* _PROBLEM REQUIREMENTS_: Scan the listing below. Report each line that includes "modeli".
[Start DATA PROVIDED]
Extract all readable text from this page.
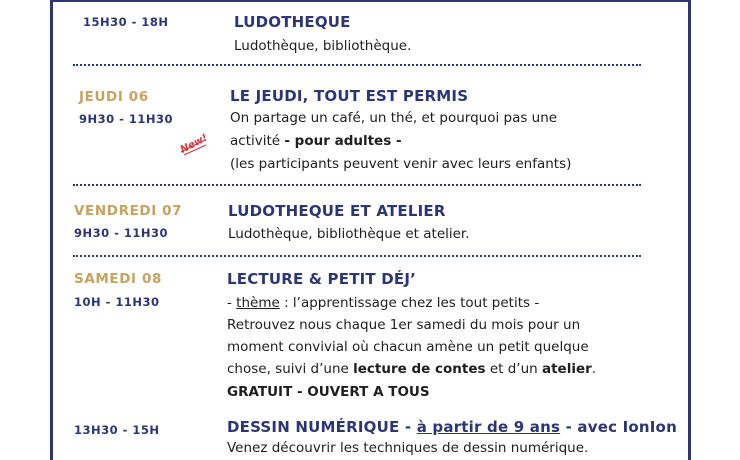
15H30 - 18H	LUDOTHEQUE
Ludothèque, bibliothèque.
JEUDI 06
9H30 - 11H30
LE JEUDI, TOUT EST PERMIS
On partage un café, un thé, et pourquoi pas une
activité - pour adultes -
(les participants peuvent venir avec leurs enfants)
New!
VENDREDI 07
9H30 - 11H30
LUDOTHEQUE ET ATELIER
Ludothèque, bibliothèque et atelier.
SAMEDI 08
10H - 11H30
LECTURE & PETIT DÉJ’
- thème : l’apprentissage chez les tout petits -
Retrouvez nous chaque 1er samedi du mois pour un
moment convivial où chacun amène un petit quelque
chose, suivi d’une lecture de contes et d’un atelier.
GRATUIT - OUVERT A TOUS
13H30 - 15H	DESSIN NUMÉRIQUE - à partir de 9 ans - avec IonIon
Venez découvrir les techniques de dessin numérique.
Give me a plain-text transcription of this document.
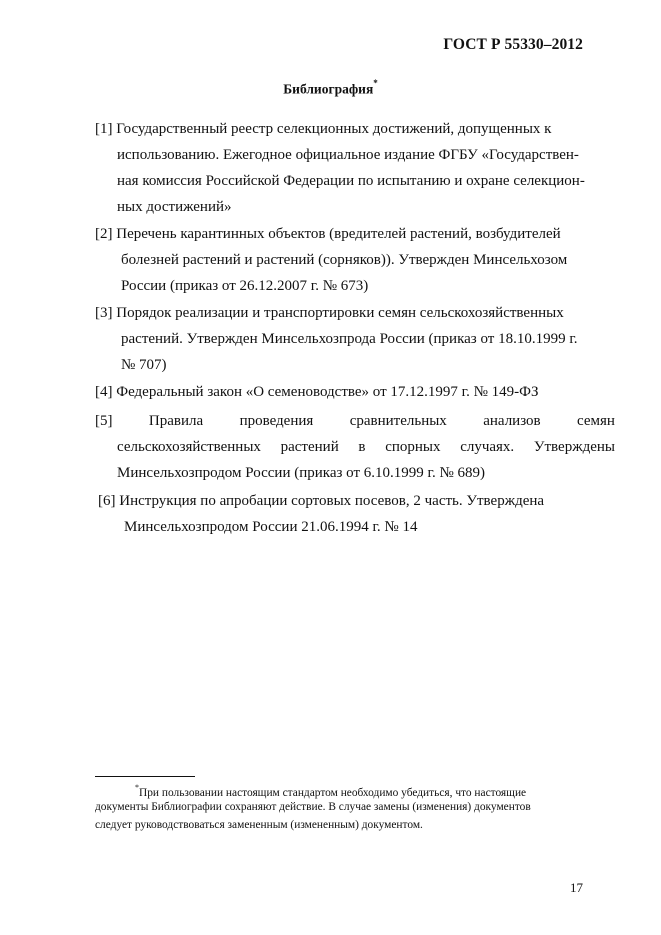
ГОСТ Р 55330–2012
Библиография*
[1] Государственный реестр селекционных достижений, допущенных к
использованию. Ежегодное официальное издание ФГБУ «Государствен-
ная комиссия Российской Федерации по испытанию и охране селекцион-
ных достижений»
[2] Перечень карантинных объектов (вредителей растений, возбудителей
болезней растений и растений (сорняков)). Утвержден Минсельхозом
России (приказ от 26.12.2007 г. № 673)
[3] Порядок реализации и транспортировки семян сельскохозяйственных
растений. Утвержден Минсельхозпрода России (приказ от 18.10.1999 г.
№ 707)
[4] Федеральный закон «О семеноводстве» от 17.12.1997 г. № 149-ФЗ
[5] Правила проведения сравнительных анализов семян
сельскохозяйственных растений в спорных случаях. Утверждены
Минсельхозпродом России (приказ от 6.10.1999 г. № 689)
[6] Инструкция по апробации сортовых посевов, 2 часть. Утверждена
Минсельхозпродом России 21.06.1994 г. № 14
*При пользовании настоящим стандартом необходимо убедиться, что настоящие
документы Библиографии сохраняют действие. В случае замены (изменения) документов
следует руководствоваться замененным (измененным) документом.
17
[End DATA PROVIDED]
[Start DATA PROVIDED]
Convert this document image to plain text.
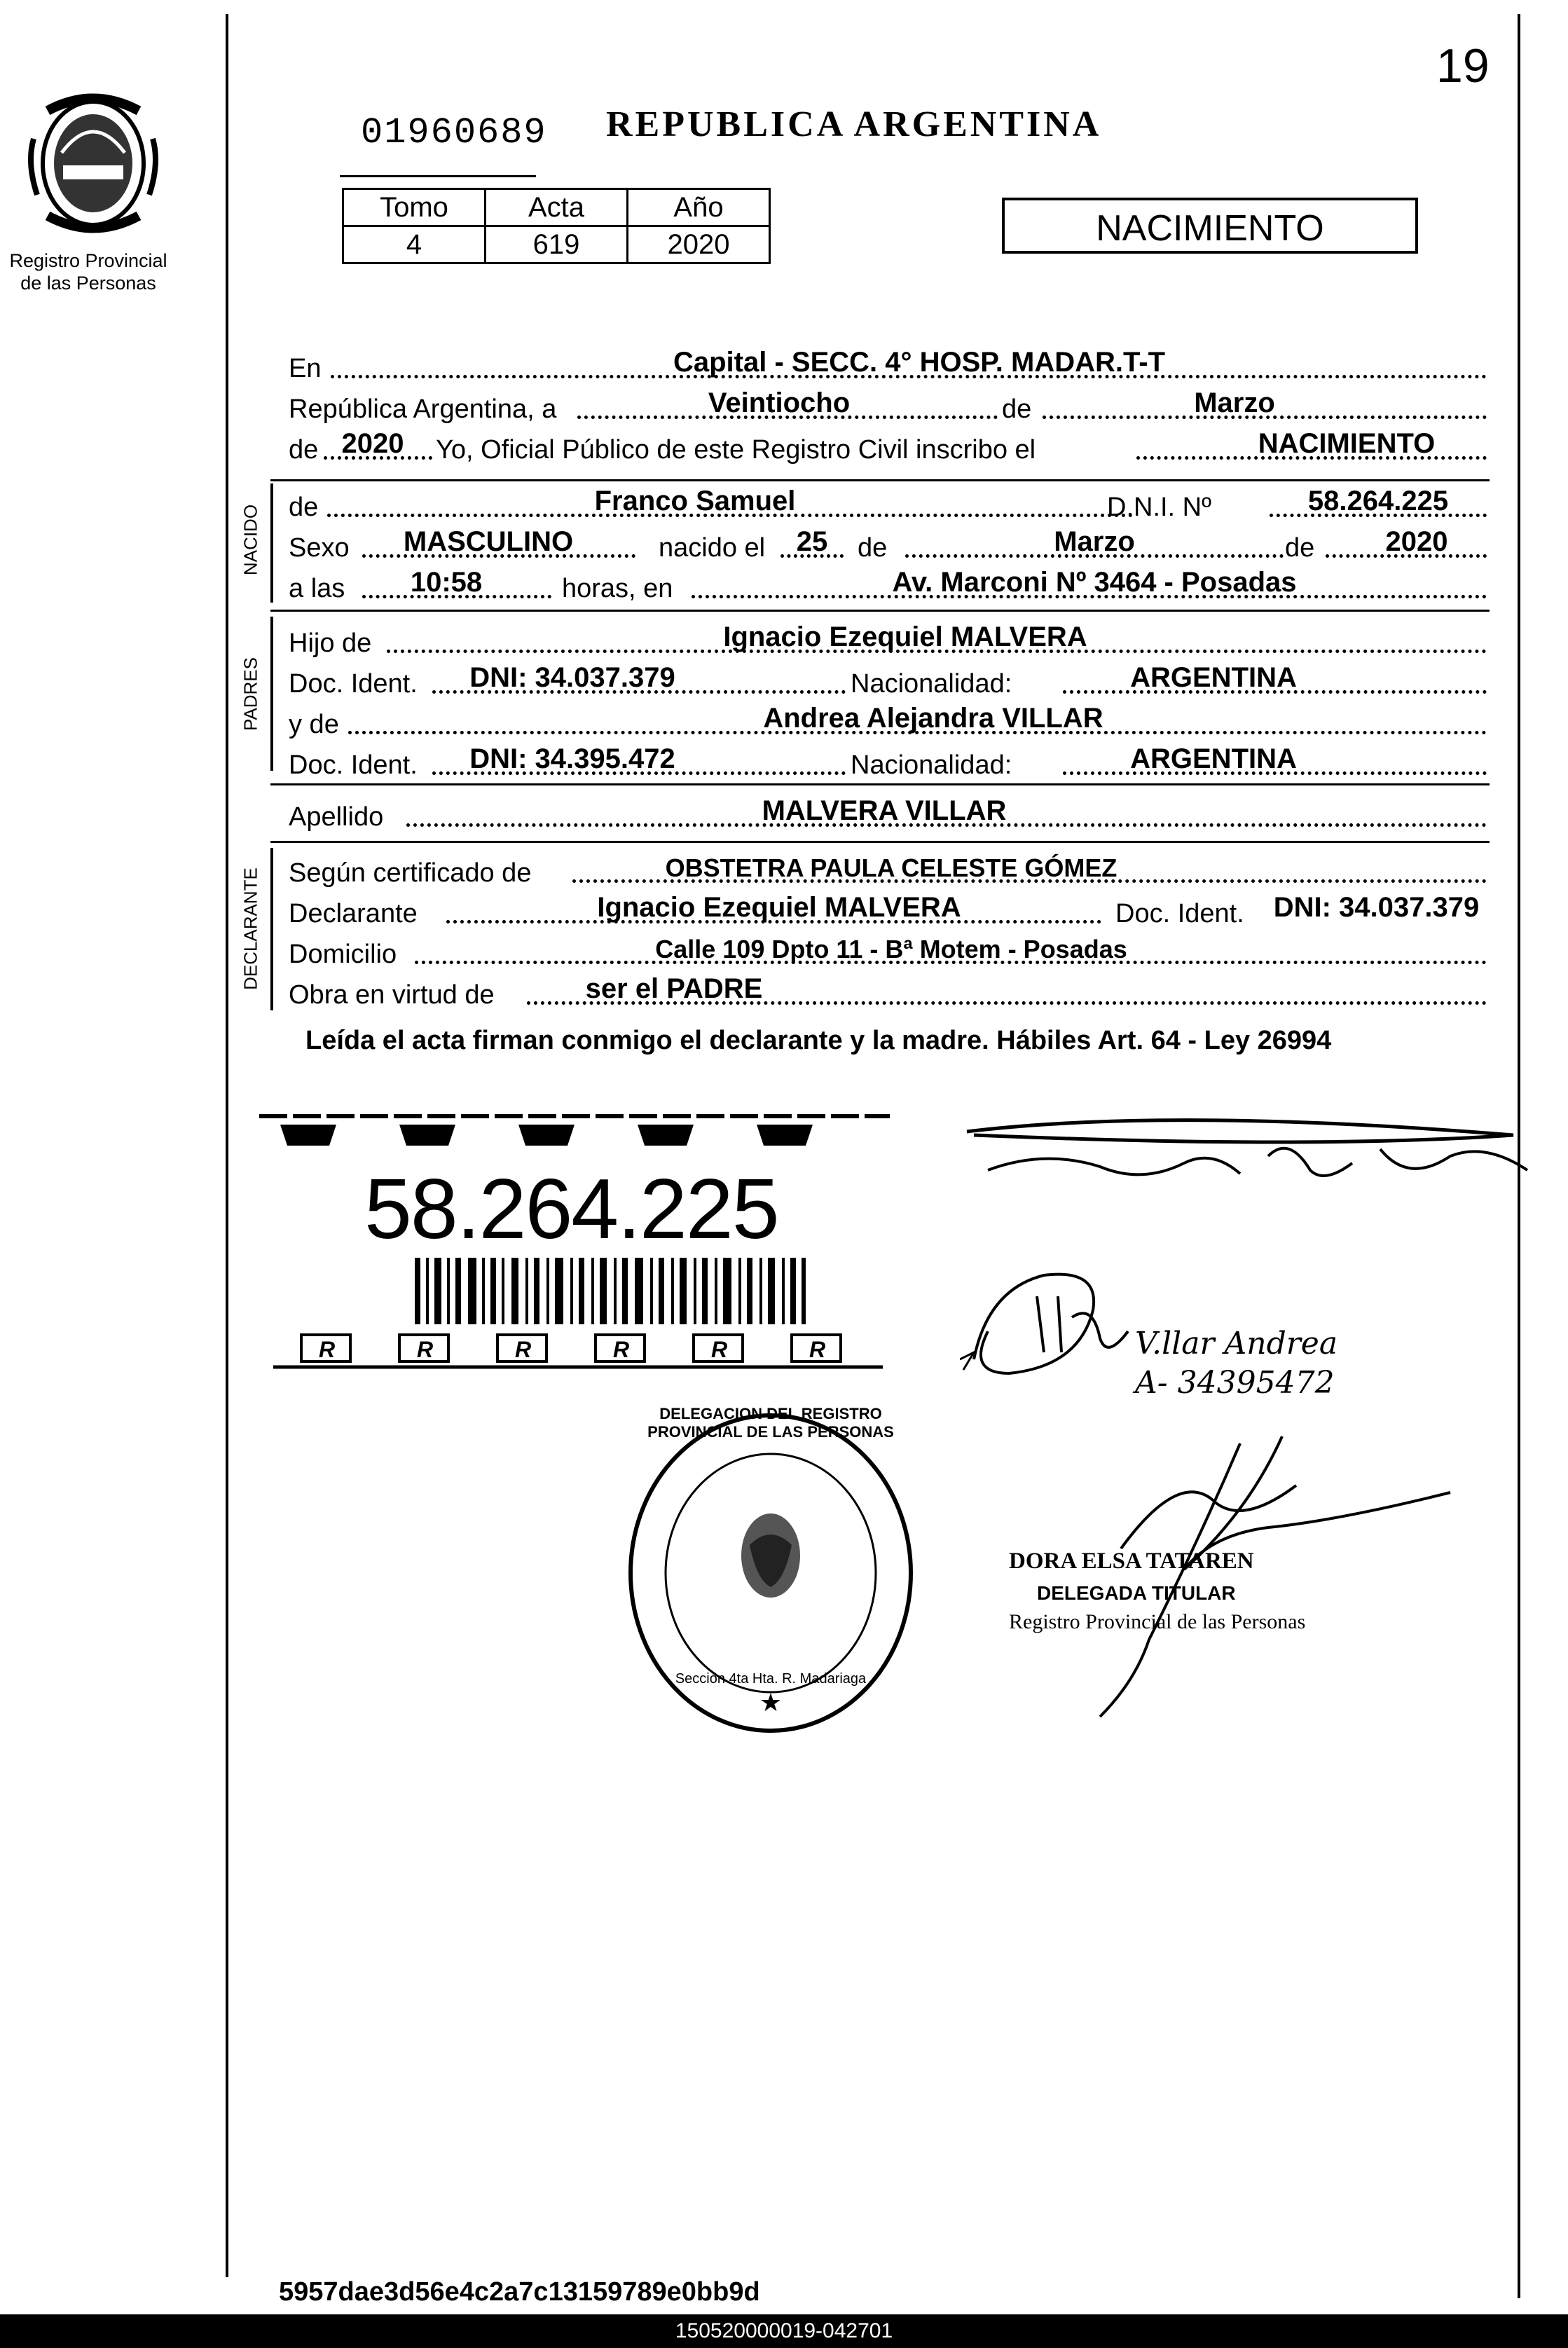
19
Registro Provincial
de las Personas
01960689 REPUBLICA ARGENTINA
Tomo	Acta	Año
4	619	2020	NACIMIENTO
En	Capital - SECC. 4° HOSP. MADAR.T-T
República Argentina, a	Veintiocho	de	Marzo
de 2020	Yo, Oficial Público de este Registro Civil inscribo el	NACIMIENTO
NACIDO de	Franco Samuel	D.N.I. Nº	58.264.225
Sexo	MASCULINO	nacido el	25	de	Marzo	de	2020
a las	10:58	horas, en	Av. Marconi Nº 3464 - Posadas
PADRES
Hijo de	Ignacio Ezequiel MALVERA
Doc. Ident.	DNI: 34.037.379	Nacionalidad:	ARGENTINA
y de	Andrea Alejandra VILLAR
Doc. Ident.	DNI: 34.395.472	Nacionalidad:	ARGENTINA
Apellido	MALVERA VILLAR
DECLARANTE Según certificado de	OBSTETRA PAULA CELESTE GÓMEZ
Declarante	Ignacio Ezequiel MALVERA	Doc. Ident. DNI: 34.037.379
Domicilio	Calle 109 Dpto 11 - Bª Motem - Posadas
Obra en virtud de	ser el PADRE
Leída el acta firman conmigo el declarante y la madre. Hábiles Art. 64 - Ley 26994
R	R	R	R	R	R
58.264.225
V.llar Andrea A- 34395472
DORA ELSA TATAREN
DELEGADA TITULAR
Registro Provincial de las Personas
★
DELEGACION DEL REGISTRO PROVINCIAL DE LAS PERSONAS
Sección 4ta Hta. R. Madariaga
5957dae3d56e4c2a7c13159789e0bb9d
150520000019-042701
[End DATA PROVIDED]
[Start DATA PROVIDED]
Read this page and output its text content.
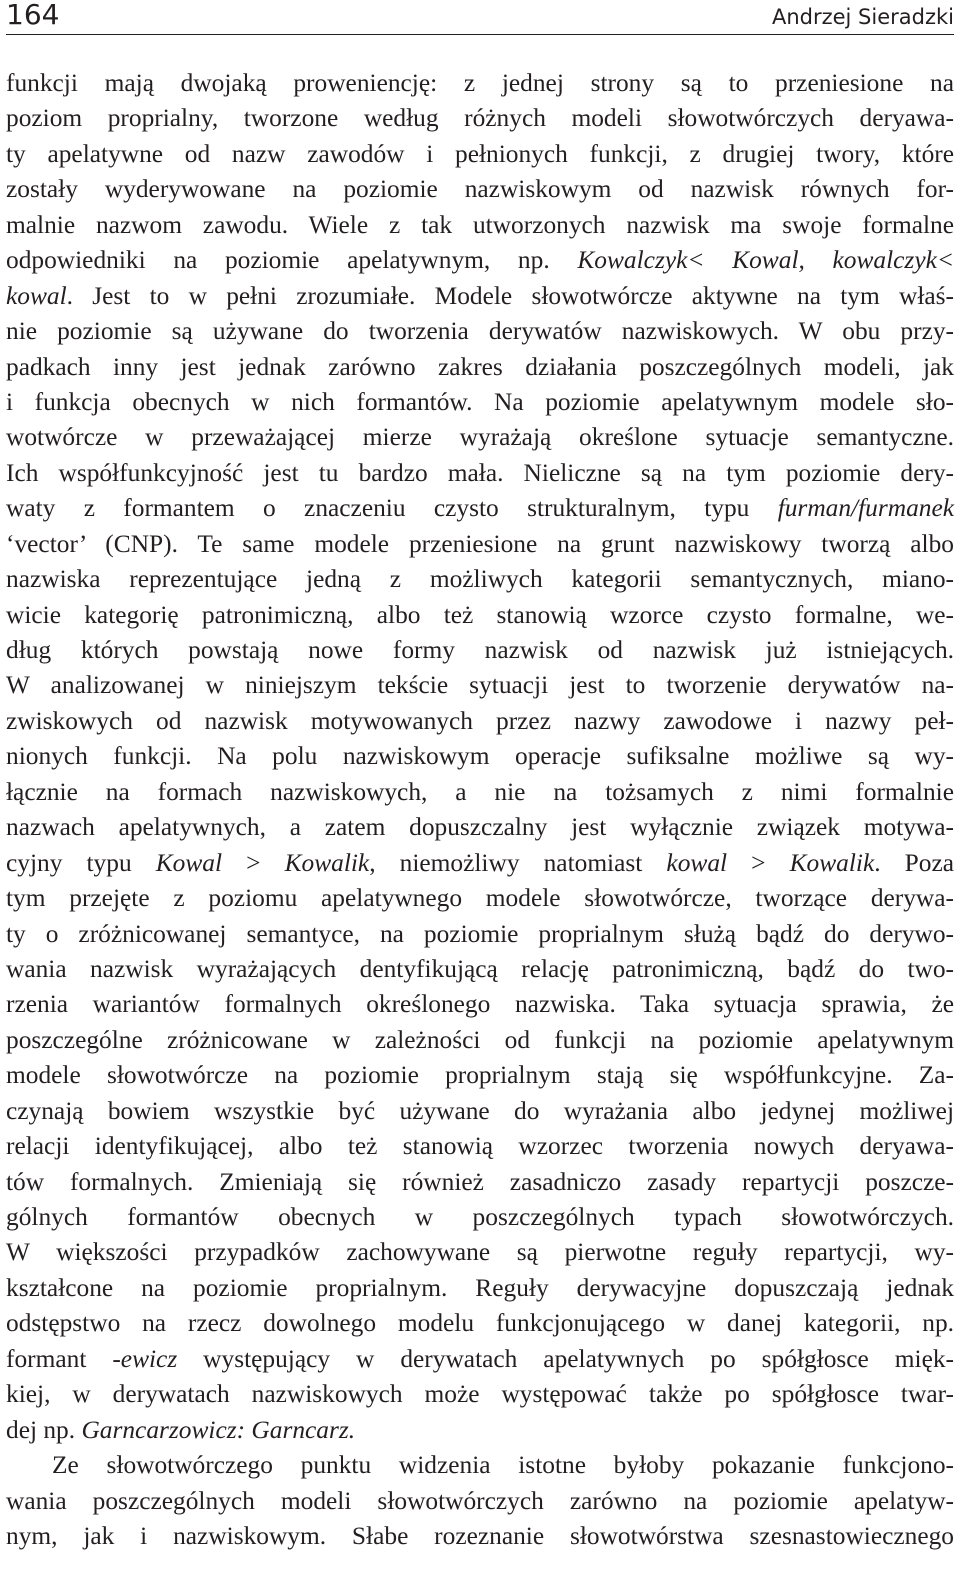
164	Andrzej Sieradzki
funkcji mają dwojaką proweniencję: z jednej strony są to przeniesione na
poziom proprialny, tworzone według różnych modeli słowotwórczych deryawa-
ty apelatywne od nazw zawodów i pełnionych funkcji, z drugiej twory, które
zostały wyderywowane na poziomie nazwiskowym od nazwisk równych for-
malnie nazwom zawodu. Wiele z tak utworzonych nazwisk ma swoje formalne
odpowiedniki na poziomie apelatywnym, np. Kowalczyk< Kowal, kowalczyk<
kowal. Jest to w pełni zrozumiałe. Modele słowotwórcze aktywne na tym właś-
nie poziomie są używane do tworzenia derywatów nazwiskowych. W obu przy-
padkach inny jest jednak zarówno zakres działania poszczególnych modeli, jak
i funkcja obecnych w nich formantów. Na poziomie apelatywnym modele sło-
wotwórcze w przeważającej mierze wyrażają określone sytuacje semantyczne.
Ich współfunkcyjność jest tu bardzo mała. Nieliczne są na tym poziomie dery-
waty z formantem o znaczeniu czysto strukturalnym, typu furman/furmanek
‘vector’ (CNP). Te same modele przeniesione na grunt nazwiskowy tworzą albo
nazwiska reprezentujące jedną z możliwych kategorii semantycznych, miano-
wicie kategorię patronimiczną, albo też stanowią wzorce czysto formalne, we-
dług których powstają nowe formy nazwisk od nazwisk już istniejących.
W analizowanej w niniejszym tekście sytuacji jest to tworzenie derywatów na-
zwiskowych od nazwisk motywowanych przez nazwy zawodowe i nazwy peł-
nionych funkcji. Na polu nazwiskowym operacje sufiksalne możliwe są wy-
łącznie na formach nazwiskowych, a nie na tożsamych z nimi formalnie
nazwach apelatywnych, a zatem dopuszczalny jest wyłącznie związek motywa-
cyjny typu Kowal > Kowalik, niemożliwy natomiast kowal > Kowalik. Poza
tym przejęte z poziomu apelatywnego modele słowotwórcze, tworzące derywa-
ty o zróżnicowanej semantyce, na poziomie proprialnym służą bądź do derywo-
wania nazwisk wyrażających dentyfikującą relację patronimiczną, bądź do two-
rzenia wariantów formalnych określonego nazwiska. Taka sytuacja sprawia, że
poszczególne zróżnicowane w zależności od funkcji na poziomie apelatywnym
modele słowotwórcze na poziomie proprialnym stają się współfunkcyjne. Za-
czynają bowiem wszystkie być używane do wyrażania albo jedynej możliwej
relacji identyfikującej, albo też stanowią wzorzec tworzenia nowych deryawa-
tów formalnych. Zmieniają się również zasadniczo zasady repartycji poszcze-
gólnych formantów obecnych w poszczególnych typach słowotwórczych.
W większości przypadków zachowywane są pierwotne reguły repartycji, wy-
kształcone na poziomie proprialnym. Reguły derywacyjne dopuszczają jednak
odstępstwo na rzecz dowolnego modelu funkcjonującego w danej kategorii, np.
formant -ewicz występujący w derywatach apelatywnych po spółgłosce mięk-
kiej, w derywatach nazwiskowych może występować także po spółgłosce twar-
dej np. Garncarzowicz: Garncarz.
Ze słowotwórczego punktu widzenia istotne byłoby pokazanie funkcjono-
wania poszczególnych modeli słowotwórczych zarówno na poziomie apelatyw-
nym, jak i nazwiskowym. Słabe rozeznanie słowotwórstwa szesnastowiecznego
[End DATA PROVIDED]
* _EXERCISE RESPONSE_:
poziom proprialny, tworzone według różnych modeli słowotwórczych deryawa-
padkach inny jest jednak zarówno zakres działania poszczególnych modeli, jak
wania poszczególnych modeli słowotwórczych zarówno na poziomie apelatyw-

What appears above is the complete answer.